Data for this exercise:
━━━
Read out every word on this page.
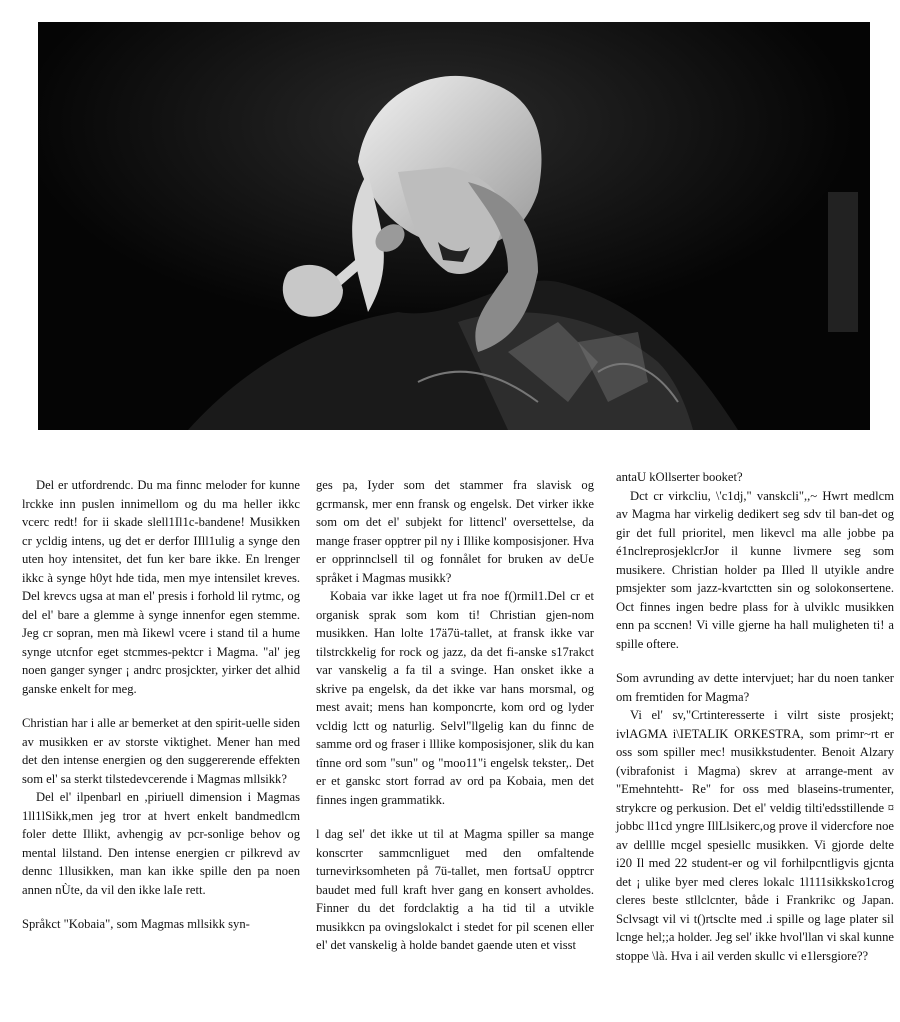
Del er utfordrendc. Du ma finnc meloder for kunne lrckke inn puslen innimellom og du ma heller ikkc vcerc redt! for ii skade slell1Il1c-bandene! Musikken cr ycldig intens, ug det er derfor IIll1ulig a synge den uten hoy intensitet, det fun ker bare ikke. En lrenger ikkc à synge h0yt hde tida, men mye intensilet kreves. Del krevcs ugsa at man el' presis i forhold lil rytmc, og del el' bare a glemme à synge innenfor egen stemme. Jeg cr sopran, men mà Iikewl vcere i stand til a hume synge utcnfor eget stcmmes-pektcr i Magma. "al' jeg noen ganger synger ¡ andrc prosjckter, yirker det alhid ganske enkelt for meg.

Christian har i alle ar bemerket at den spirit-uelle siden av musikken er av storste viktighet. Mener han med det den intense energien og den suggererende effekten som el' sa sterkt tilstedevcerende i Magmas mllsikk?

Del el' ilpenbarl en ,piriuell dimension i Magmas 1ll1lSikk,men jeg tror at hvert enkelt bandmedlcm foler dette Illikt, avhengig av pcr-sonlige behov og mental lilstand. Den intense energien cr pilkrevd av dennc 1llusikken, man kan ikke spille den pa noen annen nÙte, da vil den ikke laIe rett.

Språkct "Kobaia", som Magmas mllsikk syn-

ges pa, Iyder som det stammer fra slavisk og gcrmansk, mer enn fransk og engelsk. Det virker ikke som om det el' subjekt for littencl' oversettelse, da mange fraser opptrer pil ny i Illike komposisjoner. Hva er opprinnclsell til og fonnålet for bruken av deUe språket i Magmas musikk?

Kobaia var ikke laget ut fra noe f()rmil1.Del cr et organisk sprak som kom ti! Christian gjen-nom musikken. Han lolte 17ä7ü-tallet, at fransk ikke var tilstrckkelig for rock og jazz, da det fi-anske s17rakct var vanskelig a fa til a svinge. Han onsket ikke a skrive pa engelsk, da det ikke var hans morsmal, og mest avait; mens han komponcrte, kom ord og lyder vcldig lctt og naturlig. Selvl"llgelig kan du finnc de samme ord og fraser i lllike komposisjoner, slik du kan tînne ord som "sun" og "moo11"i engelsk tekster,. Det er et ganskc stort forrad av ord pa Kobaia, men det finnes ingen grammatikk.

l dag sel' det ikke ut til at Magma spiller sa mange konscrter sammcnliguet med den omfaltende turnevirksomheten på 7ü-tallet, men fortsaU opptrcr baudet med full kraft hver gang en konsert avholdes. Finner du det fordclaktig a ha tid til a utvikle musikkcn pa ovingslokalct i stedet for pil scenen eller el' det vanskelig à holde bandet gaende uten et visst

antaU kOllserter booket?

Dct cr virkcliu, \'c1dj," vanskcli",,~ Hwrt medlcm av Magma har virkelig dedikert seg sdv til ban-det og gir det full prioritel, men likevcl ma alle jobbe pa é1nclreprosjeklcrJor il kunne livmere seg som musikere. Christian holder pa Illed ll utyikle andre pmsjekter som jazz-kvartctten sin og solokonsertene. Oct finnes ingen bedre plass for à ulviklc musikken enn pa sccnen! Vi ville gjerne ha hall muligheten ti! a spille oftere.

Som avrunding av dette intervjuet; har du noen tanker om fremtiden for Magma?

Vi el' sv,"Crtinteresserte i vilrt siste prosjekt; ivlAGMA i\IETALIK ORKESTRA, som primr~rt er oss som spiller mec! musikkstudenter. Benoit Alzary (vibrafonist i Magma) skrev at arrange-ment av "Emehntehtt- Re" for oss med blaseins-trumenter, strykcre og perkusion. Det el' veldig tilti'edsstillende ¤ jobbc ll1cd yngre IllLlsikerc,og prove il vidercfore noe av delllle mcgel spesiellc musikken. Vi gjorde delte i20 Il med 22 student-er og vil forhilpcntligvis gjcnta det ¡ ulike byer med cleres lokalc 1l111sikksko1crog cleres beste stllclcnter, både i Frankrikc og Japan. Sclvsagt vil vi t()rtsclte med .i spille og lage plater sil lcnge hel;;a holder. Jeg sel' ikke hvol'llan vi skal kunne stoppe \là. Hva i ail verden skullc vi e1lersgiore??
━━━
Stated goal: Restate the listing above word for word, and skip the pictures.

Solution:
Read out every word on this page.
Del er utfordrendc. Du ma finnc meloder for kunne lrckke inn puslen innimellom og du ma heller ikkc vcerc redt! for ii skade slell1Il1c-bandene! Musikken cr ycldig intens, ug det er derfor IIll1ulig a synge den uten hoy intensitet, det fun ker bare ikke. En lrenger ikkc à synge h0yt hde tida, men mye intensilet kreves. Del krevcs ugsa at man el' presis i forhold lil rytmc, og del el' bare a glemme à synge innenfor egen stemme. Jeg cr sopran, men mà Iikewl vcere i stand til a hume synge utcnfor eget stcmmes-pektcr i Magma. "al' jeg noen ganger synger ¡ andrc prosjckter, yirker det alhid ganske enkelt for meg.

Christian har i alle ar bemerket at den spirit-uelle siden av musikken er av storste viktighet. Mener han med det den intense energien og den suggererende effekten som el' sa sterkt tilstedevcerende i Magmas mllsikk?

Del el' ilpenbarl en ,piriuell dimension i Magmas 1ll1lSikk,men jeg tror at hvert enkelt bandmedlcm foler dette Illikt, avhengig av pcr-sonlige behov og mental lilstand. Den intense energien cr pilkrevd av dennc 1llusikken, man kan ikke spille den pa noen annen nÙte, da vil den ikke laIe rett.

Språkct "Kobaia", som Magmas mllsikk syn-

ges pa, Iyder som det stammer fra slavisk og gcrmansk, mer enn fransk og engelsk. Det virker ikke som om det el' subjekt for littencl' oversettelse, da mange fraser opptrer pil ny i Illike komposisjoner. Hva er opprinnclsell til og fonnålet for bruken av deUe språket i Magmas musikk?

Kobaia var ikke laget ut fra noe f()rmil1.Del cr et organisk sprak som kom ti! Christian gjen-nom musikken. Han lolte 17ä7ü-tallet, at fransk ikke var tilstrckkelig for rock og jazz, da det fi-anske s17rakct var vanskelig a fa til a svinge. Han onsket ikke a skrive pa engelsk, da det ikke var hans morsmal, og mest avait; mens han komponcrte, kom ord og lyder vcldig lctt og naturlig. Selvl"llgelig kan du finnc de samme ord og fraser i lllike komposisjoner, slik du kan tînne ord som "sun" og "moo11"i engelsk tekster,. Det er et ganskc stort forrad av ord pa Kobaia, men det finnes ingen grammatikk.

l dag sel' det ikke ut til at Magma spiller sa mange konscrter sammcnliguet med den omfaltende turnevirksomheten på 7ü-tallet, men fortsaU opptrcr baudet med full kraft hver gang en konsert avholdes. Finner du det fordclaktig a ha tid til a utvikle musikkcn pa ovingslokalct i stedet for pil scenen eller el' det vanskelig à holde bandet gaende uten et visst

antaU kOllserter booket?

Dct cr virkcliu, \'c1dj," vanskcli",,~ Hwrt medlcm av Magma har virkelig dedikert seg sdv til ban-det og gir det full prioritel, men likevcl ma alle jobbe pa é1nclreprosjeklcrJor il kunne livmere seg som musikere. Christian holder pa Illed ll utyikle andre pmsjekter som jazz-kvartctten sin og solokonsertene. Oct finnes ingen bedre plass for à ulviklc musikken enn pa sccnen! Vi ville gjerne ha hall muligheten ti! a spille oftere.

Som avrunding av dette intervjuet; har du noen tanker om fremtiden for Magma?

Vi el' sv,"Crtinteresserte i vilrt siste prosjekt; ivlAGMA i\IETALIK ORKESTRA, som primr~rt er oss som spiller mec! musikkstudenter. Benoit Alzary (vibrafonist i Magma) skrev at arrange-ment av "Emehntehtt- Re" for oss med blaseins-trumenter, strykcre og perkusion. Det el' veldig tilti'edsstillende ¤ jobbc ll1cd yngre IllLlsikerc,og prove il vidercfore noe av delllle mcgel spesiellc musikken. Vi gjorde delte i20 Il med 22 student-er og vil forhilpcntligvis gjcnta det ¡ ulike byer med cleres lokalc 1l111sikksko1crog cleres beste stllclcnter, både i Frankrikc og Japan. Sclvsagt vil vi t()rtsclte med .i spille og lage plater sil lcnge hel;;a holder. Jeg sel' ikke hvol'llan vi skal kunne stoppe \là. Hva i ail verden skullc vi e1lersgiore??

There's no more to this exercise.